Task objective:
Return the listing below word for word.

Recorded data:
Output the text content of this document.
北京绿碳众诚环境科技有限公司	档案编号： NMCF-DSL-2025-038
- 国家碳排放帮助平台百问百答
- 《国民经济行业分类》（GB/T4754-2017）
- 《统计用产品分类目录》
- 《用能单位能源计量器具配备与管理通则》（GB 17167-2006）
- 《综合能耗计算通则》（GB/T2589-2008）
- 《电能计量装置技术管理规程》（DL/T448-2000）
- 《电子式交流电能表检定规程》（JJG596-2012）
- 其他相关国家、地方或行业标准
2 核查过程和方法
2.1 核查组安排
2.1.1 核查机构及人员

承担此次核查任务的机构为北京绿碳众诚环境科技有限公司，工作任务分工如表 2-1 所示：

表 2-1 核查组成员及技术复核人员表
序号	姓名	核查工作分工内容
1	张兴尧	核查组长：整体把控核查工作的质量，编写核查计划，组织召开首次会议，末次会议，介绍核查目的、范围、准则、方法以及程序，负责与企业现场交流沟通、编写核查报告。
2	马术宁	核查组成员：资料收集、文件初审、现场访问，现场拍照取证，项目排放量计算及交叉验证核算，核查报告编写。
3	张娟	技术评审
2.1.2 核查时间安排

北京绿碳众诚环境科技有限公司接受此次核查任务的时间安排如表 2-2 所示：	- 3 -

Completed task:
Output the text content of this document.
北京绿碳众诚环境科技有限公司	档案编号： NMCF-DSL-2025-038
- 国家碳排放帮助平台百问百答
- 《国民经济行业分类》（GB/T4754-2017）
- 《统计用产品分类目录》
- 《用能单位能源计量器具配备与管理通则》（GB 17167-2006）
- 《综合能耗计算通则》（GB/T2589-2008）
- 《电能计量装置技术管理规程》（DL/T448-2000）
- 《电子式交流电能表检定规程》（JJG596-2012）
- 其他相关国家、地方或行业标准
2 核查过程和方法
2.1 核查组安排
2.1.1 核查机构及人员

承担此次核查任务的机构为北京绿碳众诚环境科技有限公司，工作任务分工如表 2-1 所示：

表 2-1 核查组成员及技术复核人员表
序号	姓名	核查工作分工内容
1	张兴尧	核查组长：整体把控核查工作的质量，编写核查计划，组织召开首次会议，末次会议，介绍核查目的、范围、准则、方法以及程序，负责与企业现场交流沟通、编写核查报告。
2	马术宁	核查组成员：资料收集、文件初审、现场访问，现场拍照取证，项目排放量计算及交叉验证核算，核查报告编写。
3	张娟	技术评审
2.1.2 核查时间安排

北京绿碳众诚环境科技有限公司接受此次核查任务的时间安排如表 2-2 所示：	- 3 -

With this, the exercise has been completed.